* begin Record extracts *
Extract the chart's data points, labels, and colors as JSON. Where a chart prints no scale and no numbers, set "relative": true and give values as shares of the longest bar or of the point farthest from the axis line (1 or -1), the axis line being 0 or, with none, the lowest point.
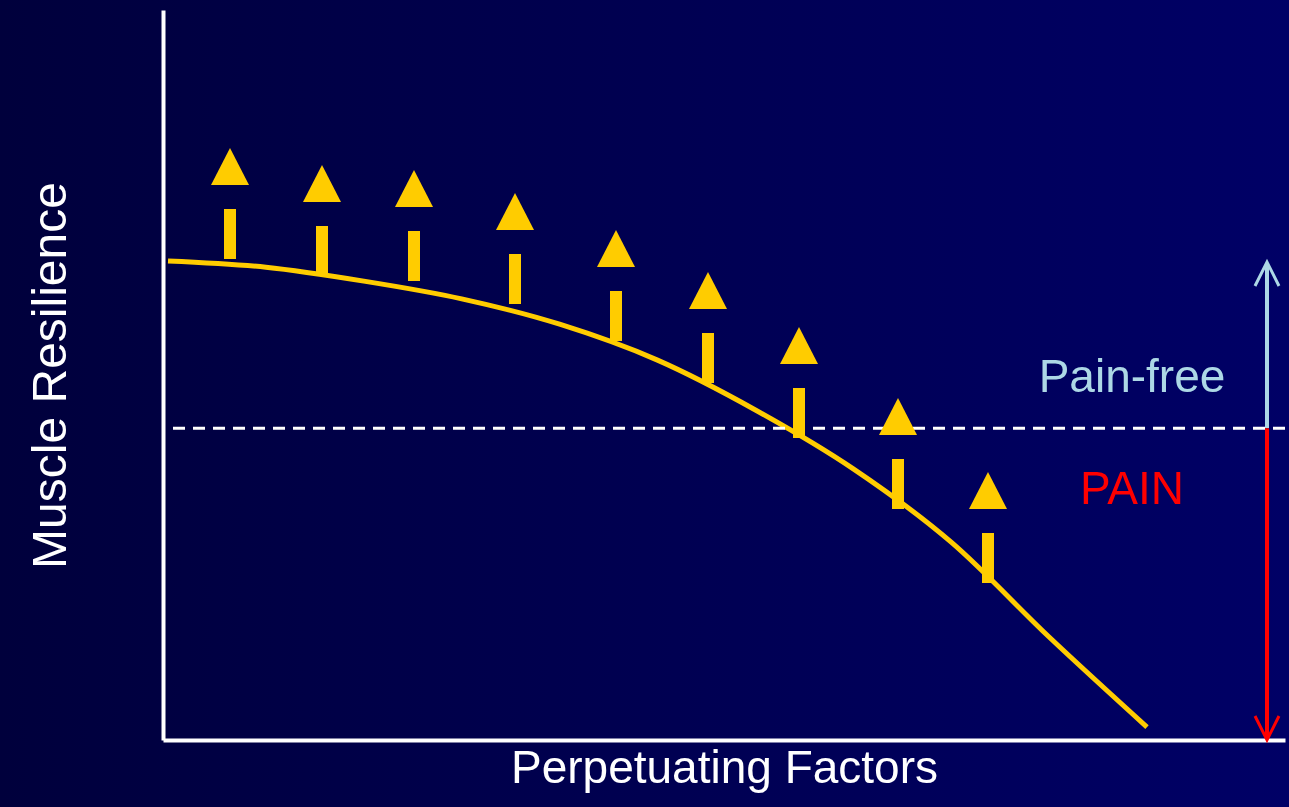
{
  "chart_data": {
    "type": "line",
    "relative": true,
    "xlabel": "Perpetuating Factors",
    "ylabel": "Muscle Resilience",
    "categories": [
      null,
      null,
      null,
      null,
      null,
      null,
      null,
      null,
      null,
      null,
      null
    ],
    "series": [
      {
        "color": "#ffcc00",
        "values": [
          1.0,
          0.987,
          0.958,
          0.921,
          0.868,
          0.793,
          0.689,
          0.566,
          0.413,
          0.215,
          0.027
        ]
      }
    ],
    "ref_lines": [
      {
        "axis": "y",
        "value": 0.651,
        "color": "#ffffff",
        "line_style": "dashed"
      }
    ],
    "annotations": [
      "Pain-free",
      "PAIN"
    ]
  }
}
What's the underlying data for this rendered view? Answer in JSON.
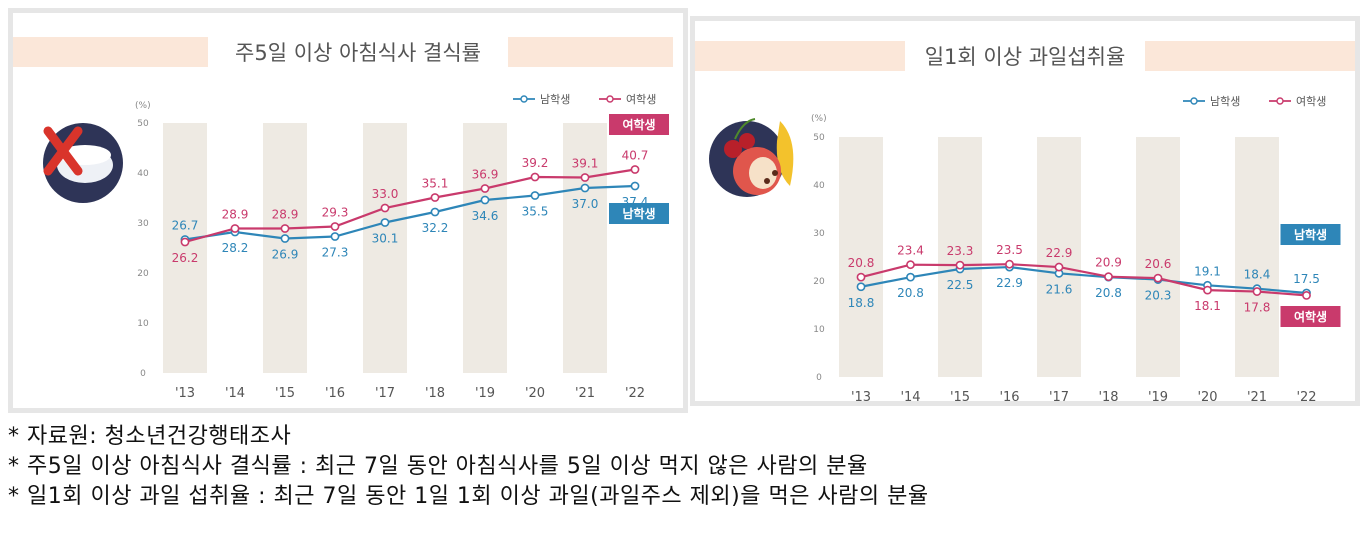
* end Record extracts *
* begin Record extracts *
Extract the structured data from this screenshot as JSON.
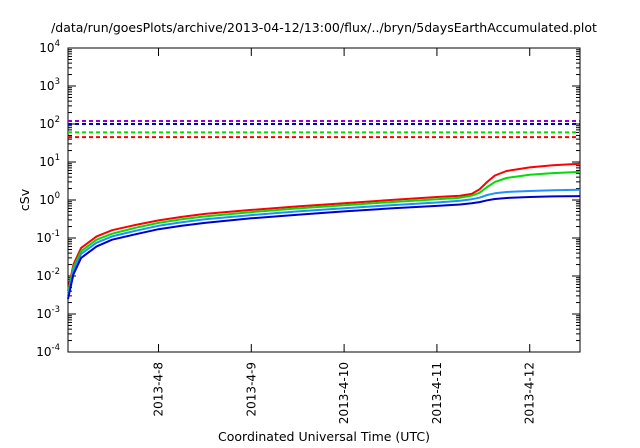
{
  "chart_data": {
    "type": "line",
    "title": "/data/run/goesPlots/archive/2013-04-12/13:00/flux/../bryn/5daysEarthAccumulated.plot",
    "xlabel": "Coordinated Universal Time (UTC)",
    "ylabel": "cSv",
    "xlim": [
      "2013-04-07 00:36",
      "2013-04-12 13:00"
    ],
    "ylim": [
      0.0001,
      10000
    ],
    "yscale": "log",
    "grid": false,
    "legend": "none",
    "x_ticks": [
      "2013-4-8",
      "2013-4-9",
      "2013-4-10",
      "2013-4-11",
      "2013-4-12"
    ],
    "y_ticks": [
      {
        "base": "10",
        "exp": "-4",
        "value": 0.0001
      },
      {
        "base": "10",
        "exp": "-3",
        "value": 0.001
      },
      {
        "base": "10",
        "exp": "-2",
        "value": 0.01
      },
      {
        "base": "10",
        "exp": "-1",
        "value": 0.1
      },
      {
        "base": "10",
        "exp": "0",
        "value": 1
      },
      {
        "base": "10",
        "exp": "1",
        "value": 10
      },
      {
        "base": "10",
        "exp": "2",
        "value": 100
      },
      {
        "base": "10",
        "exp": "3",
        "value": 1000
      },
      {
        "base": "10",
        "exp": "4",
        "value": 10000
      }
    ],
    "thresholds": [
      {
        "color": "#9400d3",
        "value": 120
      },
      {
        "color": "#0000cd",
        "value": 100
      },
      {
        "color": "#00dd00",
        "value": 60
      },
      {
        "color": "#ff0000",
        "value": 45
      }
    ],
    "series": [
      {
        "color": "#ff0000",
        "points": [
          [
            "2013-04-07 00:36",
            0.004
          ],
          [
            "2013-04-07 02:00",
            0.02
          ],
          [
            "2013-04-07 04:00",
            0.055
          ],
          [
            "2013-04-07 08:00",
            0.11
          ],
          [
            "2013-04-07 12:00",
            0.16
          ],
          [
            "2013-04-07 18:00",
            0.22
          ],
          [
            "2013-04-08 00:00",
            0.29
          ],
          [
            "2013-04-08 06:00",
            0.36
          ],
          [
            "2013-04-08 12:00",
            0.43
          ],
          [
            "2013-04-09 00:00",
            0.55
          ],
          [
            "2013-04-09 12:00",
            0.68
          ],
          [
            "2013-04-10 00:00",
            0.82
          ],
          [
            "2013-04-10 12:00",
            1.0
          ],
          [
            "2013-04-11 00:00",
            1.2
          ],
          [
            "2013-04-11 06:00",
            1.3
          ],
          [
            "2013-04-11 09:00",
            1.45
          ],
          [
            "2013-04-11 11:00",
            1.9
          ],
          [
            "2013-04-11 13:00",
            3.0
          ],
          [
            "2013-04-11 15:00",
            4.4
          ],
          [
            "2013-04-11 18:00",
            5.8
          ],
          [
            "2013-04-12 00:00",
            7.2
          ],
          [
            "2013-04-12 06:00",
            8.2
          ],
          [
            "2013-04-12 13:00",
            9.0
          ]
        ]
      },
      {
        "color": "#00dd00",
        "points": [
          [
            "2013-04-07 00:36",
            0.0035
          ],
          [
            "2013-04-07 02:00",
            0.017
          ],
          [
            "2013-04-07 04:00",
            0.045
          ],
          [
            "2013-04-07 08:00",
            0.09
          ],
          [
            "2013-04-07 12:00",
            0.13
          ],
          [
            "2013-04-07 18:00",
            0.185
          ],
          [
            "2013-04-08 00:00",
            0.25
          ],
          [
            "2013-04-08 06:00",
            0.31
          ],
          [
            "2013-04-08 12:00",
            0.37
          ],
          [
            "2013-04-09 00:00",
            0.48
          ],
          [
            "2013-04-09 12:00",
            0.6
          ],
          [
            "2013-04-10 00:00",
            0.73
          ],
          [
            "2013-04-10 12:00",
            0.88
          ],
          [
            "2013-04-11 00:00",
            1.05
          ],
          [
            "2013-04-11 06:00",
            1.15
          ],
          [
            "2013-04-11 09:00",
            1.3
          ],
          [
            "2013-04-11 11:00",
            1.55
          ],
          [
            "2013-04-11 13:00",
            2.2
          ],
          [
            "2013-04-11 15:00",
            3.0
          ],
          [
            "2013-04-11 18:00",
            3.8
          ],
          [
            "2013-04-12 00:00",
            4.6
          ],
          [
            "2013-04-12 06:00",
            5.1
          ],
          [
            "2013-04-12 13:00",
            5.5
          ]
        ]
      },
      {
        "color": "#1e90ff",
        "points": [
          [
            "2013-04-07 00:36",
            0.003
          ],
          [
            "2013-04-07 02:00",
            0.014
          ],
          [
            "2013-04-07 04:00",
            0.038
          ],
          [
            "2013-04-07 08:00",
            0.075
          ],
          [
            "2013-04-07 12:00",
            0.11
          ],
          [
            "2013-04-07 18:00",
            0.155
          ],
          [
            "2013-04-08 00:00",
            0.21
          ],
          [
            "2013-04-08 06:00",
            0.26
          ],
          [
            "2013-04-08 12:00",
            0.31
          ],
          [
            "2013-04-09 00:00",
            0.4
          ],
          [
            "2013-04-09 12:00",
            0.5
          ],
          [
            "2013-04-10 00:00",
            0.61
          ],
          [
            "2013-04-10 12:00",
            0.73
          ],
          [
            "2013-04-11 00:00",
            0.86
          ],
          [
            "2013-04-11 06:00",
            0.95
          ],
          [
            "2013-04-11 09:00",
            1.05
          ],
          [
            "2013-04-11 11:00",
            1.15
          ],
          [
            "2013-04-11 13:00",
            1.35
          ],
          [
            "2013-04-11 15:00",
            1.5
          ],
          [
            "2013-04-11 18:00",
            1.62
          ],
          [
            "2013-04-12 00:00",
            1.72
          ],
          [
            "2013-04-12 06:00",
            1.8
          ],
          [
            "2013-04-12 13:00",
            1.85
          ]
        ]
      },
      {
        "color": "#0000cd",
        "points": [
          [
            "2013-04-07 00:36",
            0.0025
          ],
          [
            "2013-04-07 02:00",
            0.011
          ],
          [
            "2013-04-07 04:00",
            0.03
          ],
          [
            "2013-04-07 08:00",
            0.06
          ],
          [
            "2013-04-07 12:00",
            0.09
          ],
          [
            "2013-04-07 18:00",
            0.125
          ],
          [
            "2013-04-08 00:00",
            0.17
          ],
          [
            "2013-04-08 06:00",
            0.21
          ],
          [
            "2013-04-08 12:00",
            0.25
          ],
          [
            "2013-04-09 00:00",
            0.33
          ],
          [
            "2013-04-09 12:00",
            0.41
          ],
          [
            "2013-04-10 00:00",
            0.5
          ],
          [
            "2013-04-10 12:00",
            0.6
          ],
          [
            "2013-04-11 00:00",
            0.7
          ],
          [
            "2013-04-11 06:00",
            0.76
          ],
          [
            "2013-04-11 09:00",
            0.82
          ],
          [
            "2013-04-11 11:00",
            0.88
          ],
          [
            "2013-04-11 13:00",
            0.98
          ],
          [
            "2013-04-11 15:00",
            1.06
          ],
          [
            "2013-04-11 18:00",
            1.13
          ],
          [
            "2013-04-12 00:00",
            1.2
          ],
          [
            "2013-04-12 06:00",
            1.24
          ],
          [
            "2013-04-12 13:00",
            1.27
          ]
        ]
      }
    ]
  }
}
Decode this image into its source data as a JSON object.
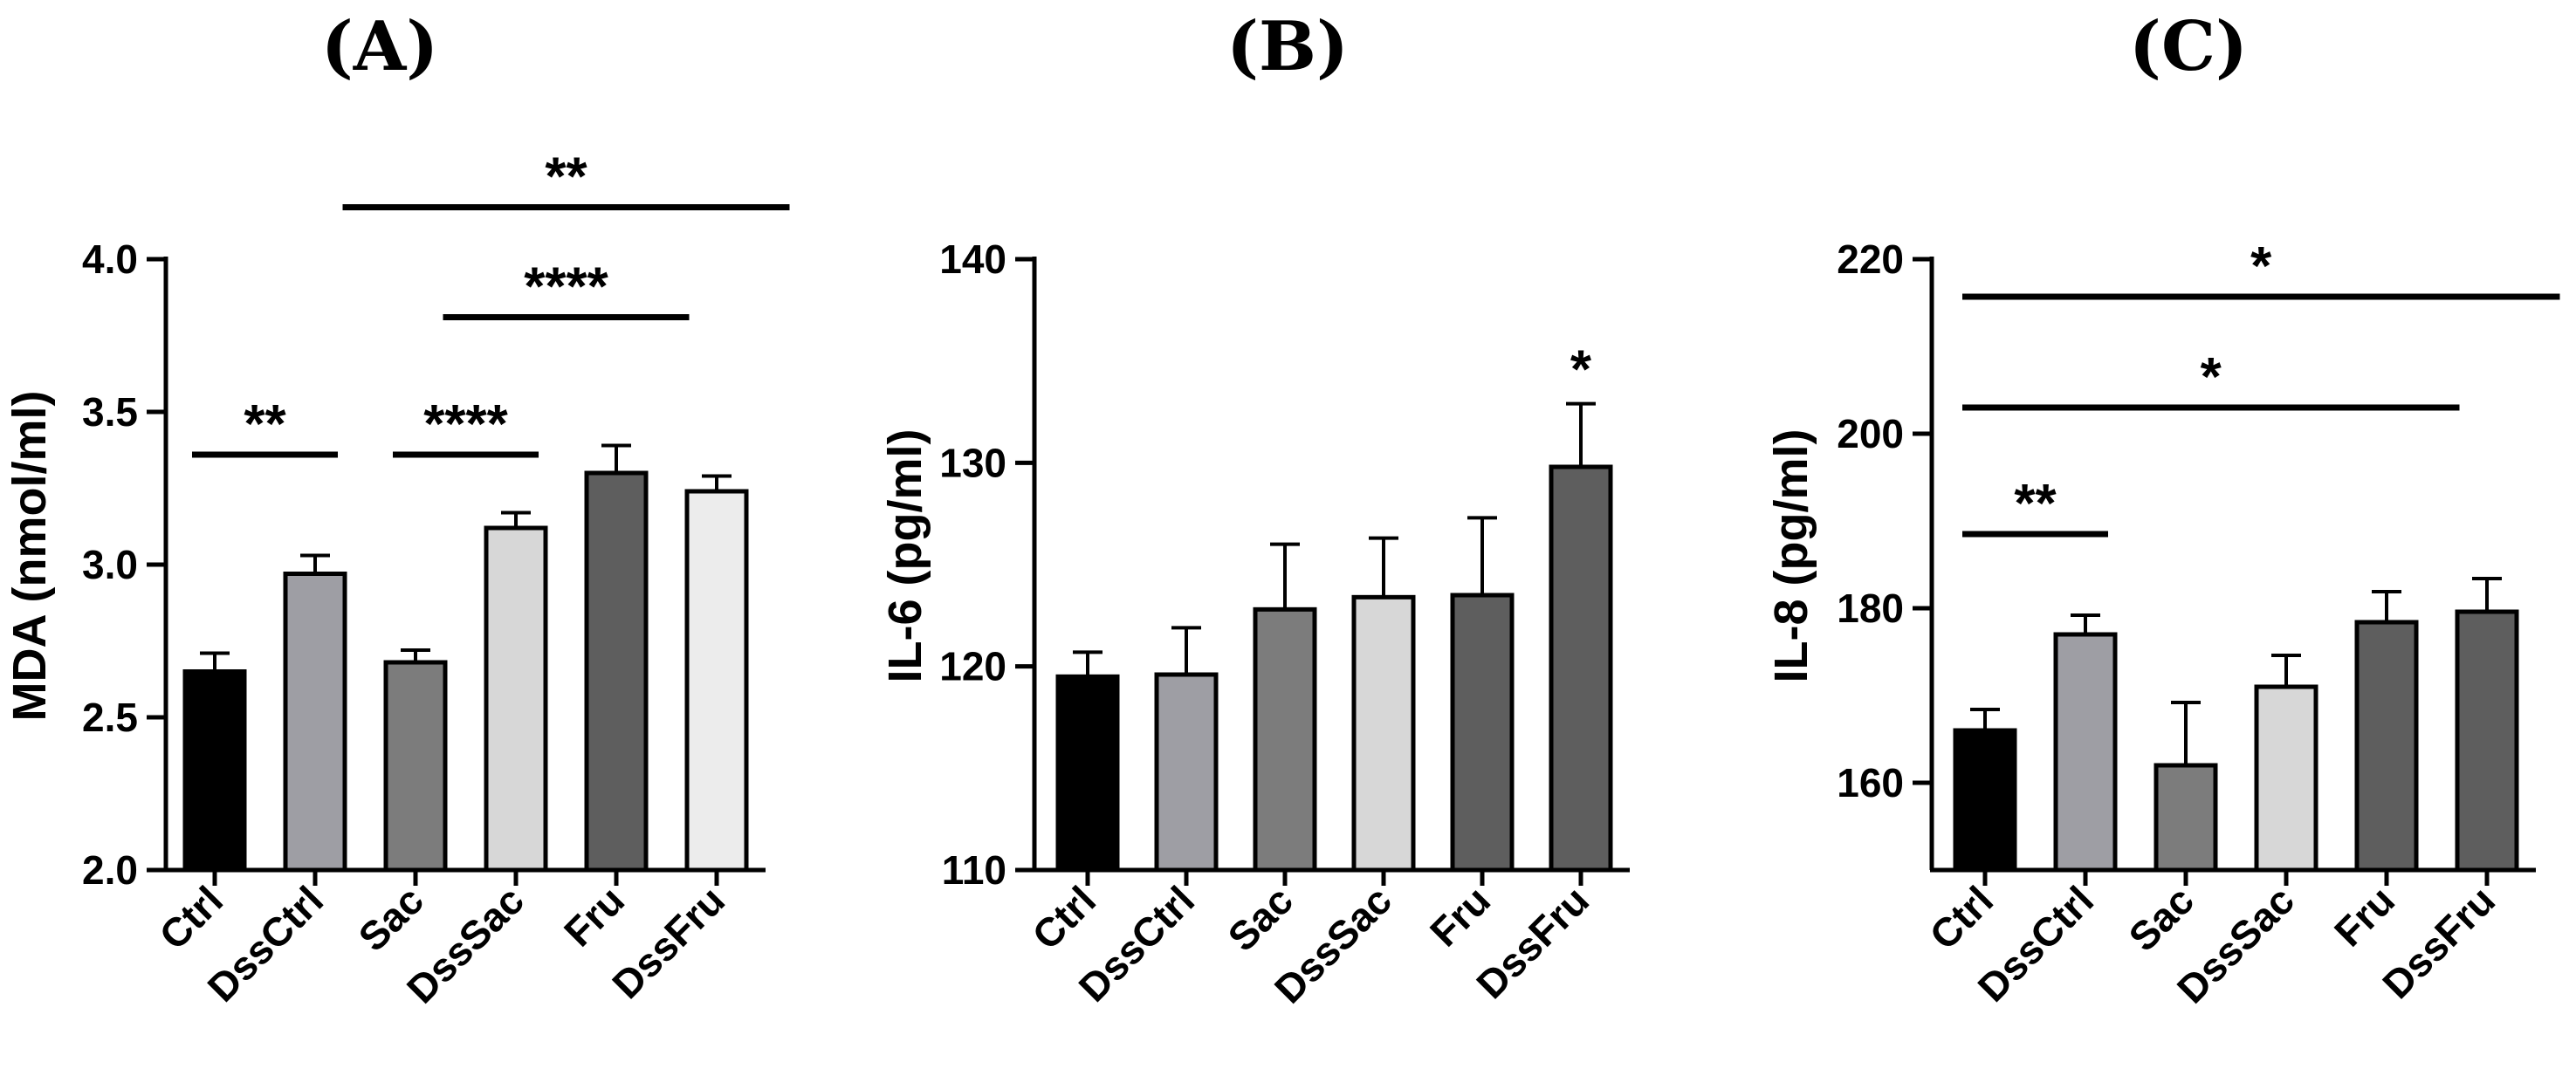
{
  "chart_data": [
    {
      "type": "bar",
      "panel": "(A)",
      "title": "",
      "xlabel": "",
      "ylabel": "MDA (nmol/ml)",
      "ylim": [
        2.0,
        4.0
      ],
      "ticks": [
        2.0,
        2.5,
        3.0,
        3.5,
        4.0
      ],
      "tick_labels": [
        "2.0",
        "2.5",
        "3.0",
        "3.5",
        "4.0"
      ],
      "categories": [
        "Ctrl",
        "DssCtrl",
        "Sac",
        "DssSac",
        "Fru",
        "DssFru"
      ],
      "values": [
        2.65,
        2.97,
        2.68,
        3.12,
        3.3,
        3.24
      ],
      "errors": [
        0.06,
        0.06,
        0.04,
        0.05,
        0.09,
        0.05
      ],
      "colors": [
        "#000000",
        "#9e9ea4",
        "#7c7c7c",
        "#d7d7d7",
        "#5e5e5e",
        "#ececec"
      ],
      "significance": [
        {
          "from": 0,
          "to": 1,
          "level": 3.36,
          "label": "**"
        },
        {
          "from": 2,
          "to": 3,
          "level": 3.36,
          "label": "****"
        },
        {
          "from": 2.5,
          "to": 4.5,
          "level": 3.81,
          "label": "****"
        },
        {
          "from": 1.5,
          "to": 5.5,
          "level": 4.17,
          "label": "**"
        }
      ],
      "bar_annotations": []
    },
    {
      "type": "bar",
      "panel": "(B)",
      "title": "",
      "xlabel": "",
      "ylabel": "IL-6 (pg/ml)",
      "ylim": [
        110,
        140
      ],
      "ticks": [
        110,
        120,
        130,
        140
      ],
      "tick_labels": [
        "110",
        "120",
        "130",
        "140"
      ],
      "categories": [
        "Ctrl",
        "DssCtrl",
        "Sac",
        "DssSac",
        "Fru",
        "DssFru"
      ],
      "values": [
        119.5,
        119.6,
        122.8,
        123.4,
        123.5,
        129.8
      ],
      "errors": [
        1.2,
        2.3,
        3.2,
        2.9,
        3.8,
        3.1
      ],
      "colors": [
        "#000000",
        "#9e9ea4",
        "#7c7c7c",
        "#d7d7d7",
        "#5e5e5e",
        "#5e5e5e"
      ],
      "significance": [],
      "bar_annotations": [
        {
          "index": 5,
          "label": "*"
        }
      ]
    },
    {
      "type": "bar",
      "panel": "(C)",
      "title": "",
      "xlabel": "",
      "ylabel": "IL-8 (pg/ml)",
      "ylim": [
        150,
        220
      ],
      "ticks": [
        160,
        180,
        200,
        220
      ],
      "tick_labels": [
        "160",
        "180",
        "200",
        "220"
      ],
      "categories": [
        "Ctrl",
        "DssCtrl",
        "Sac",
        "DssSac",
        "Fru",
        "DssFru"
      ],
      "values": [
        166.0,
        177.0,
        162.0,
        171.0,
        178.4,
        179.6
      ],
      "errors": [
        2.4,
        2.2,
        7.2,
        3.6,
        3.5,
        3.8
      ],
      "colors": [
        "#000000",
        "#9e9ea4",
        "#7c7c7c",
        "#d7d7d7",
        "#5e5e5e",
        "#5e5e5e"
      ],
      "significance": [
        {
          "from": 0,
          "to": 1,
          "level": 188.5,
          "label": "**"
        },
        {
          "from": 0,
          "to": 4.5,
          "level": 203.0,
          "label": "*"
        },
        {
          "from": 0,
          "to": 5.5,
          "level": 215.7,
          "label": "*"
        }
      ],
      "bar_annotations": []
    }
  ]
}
* end Record extracts *
▸ **Problem details**
In the records above, find the line with "Extract the chart's" and the line with "What's the underlying", then restate word for word only those two lines and all lines between, omitting pictures.

▸ **Full output**
Extract the chart's data points, labels, and colors as JSON. Where a chart prints no scale and no numbers, set "relative": true and give values as shares of the longest bar or of the point farthest from the axis line (1 or -1), the axis line being 0 or, with none, the lowest point.
{
  "chart_data": {
    "type": "line",
    "relative": true,
    "xlabel": "Perpetuating Factors",
    "ylabel": "Muscle Resilience",
    "categories": [
      null,
      null,
      null,
      null,
      null,
      null,
      null,
      null,
      null,
      null,
      null
    ],
    "series": [
      {
        "color": "#ffcc00",
        "values": [
          1.0,
          0.987,
          0.958,
          0.921,
          0.868,
          0.793,
          0.689,
          0.566,
          0.413,
          0.215,
          0.027
        ]
      }
    ],
    "ref_lines": [
      {
        "axis": "y",
        "value": 0.651,
        "color": "#ffffff",
        "line_style": "dashed"
      }
    ],
    "annotations": [
      "Pain-free",
      "PAIN"
    ]
  }
}
What's the underlying data for this rendered view? Answer in JSON.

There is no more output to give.